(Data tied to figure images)
__________

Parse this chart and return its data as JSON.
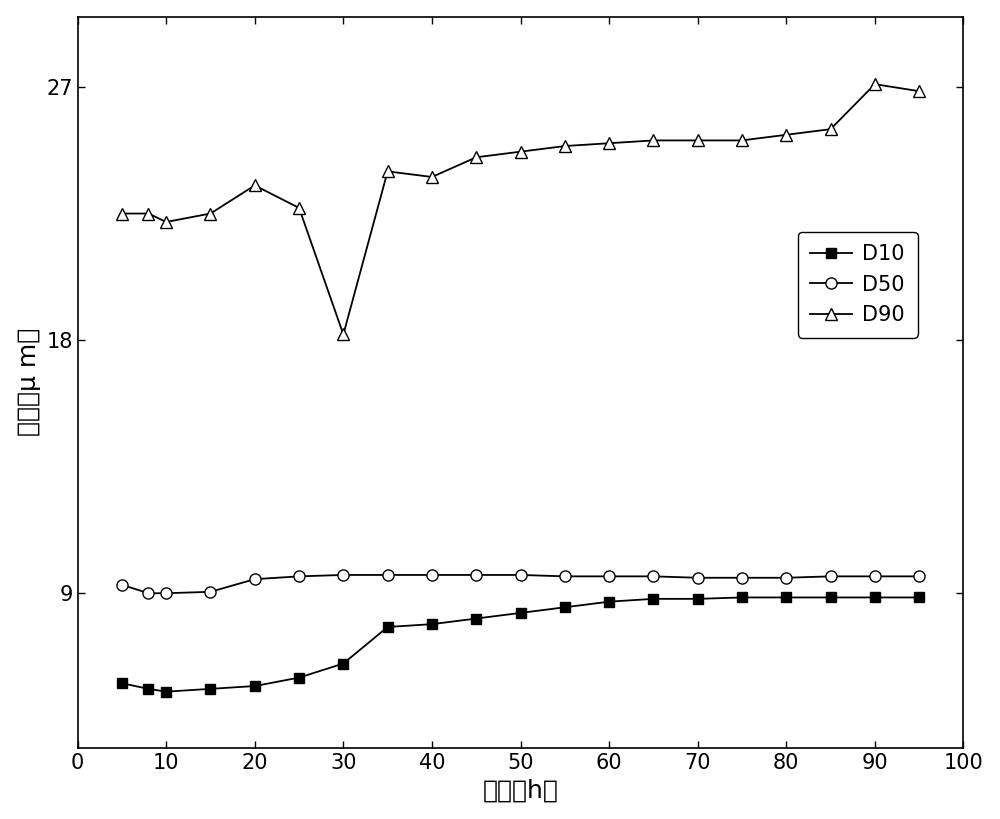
{
  "title": "",
  "xlabel": "时间（h）",
  "ylabel": "粒径（μ m）",
  "xlim": [
    0,
    100
  ],
  "yticks": [
    9,
    18,
    27
  ],
  "xticks": [
    0,
    10,
    20,
    30,
    40,
    50,
    60,
    70,
    80,
    90,
    100
  ],
  "ylim": [
    3.5,
    29.5
  ],
  "D10_x": [
    5,
    8,
    10,
    15,
    20,
    25,
    30,
    35,
    40,
    45,
    50,
    55,
    60,
    65,
    70,
    75,
    80,
    85,
    90,
    95
  ],
  "D10_y": [
    5.8,
    5.6,
    5.5,
    5.6,
    5.7,
    6.0,
    6.5,
    7.8,
    7.9,
    8.1,
    8.3,
    8.5,
    8.7,
    8.8,
    8.8,
    8.85,
    8.85,
    8.85,
    8.85,
    8.85
  ],
  "D50_x": [
    5,
    8,
    10,
    15,
    20,
    25,
    30,
    35,
    40,
    45,
    50,
    55,
    60,
    65,
    70,
    75,
    80,
    85,
    90,
    95
  ],
  "D50_y": [
    9.3,
    9.0,
    9.0,
    9.05,
    9.5,
    9.6,
    9.65,
    9.65,
    9.65,
    9.65,
    9.65,
    9.6,
    9.6,
    9.6,
    9.55,
    9.55,
    9.55,
    9.6,
    9.6,
    9.6
  ],
  "D90_x": [
    5,
    8,
    10,
    15,
    20,
    25,
    30,
    35,
    40,
    45,
    50,
    55,
    60,
    65,
    70,
    75,
    80,
    85,
    90,
    95
  ],
  "D90_y": [
    22.5,
    22.5,
    22.2,
    22.5,
    23.5,
    22.7,
    18.2,
    24.0,
    23.8,
    24.5,
    24.7,
    24.9,
    25.0,
    25.1,
    25.1,
    25.1,
    25.3,
    25.5,
    27.1,
    26.85
  ],
  "legend_labels": [
    "D10",
    "D50",
    "D90"
  ],
  "line_color": "black",
  "bg_color": "white"
}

__________

Send back the data above word for word, with the pictures left out.

Parse this chart and return its data as JSON.
{
  "title": "",
  "xlabel": "时间（h）",
  "ylabel": "粒径（μ m）",
  "xlim": [
    0,
    100
  ],
  "yticks": [
    9,
    18,
    27
  ],
  "xticks": [
    0,
    10,
    20,
    30,
    40,
    50,
    60,
    70,
    80,
    90,
    100
  ],
  "ylim": [
    3.5,
    29.5
  ],
  "D10_x": [
    5,
    8,
    10,
    15,
    20,
    25,
    30,
    35,
    40,
    45,
    50,
    55,
    60,
    65,
    70,
    75,
    80,
    85,
    90,
    95
  ],
  "D10_y": [
    5.8,
    5.6,
    5.5,
    5.6,
    5.7,
    6.0,
    6.5,
    7.8,
    7.9,
    8.1,
    8.3,
    8.5,
    8.7,
    8.8,
    8.8,
    8.85,
    8.85,
    8.85,
    8.85,
    8.85
  ],
  "D50_x": [
    5,
    8,
    10,
    15,
    20,
    25,
    30,
    35,
    40,
    45,
    50,
    55,
    60,
    65,
    70,
    75,
    80,
    85,
    90,
    95
  ],
  "D50_y": [
    9.3,
    9.0,
    9.0,
    9.05,
    9.5,
    9.6,
    9.65,
    9.65,
    9.65,
    9.65,
    9.65,
    9.6,
    9.6,
    9.6,
    9.55,
    9.55,
    9.55,
    9.6,
    9.6,
    9.6
  ],
  "D90_x": [
    5,
    8,
    10,
    15,
    20,
    25,
    30,
    35,
    40,
    45,
    50,
    55,
    60,
    65,
    70,
    75,
    80,
    85,
    90,
    95
  ],
  "D90_y": [
    22.5,
    22.5,
    22.2,
    22.5,
    23.5,
    22.7,
    18.2,
    24.0,
    23.8,
    24.5,
    24.7,
    24.9,
    25.0,
    25.1,
    25.1,
    25.1,
    25.3,
    25.5,
    27.1,
    26.85
  ],
  "legend_labels": [
    "D10",
    "D50",
    "D90"
  ],
  "line_color": "black",
  "bg_color": "white"
}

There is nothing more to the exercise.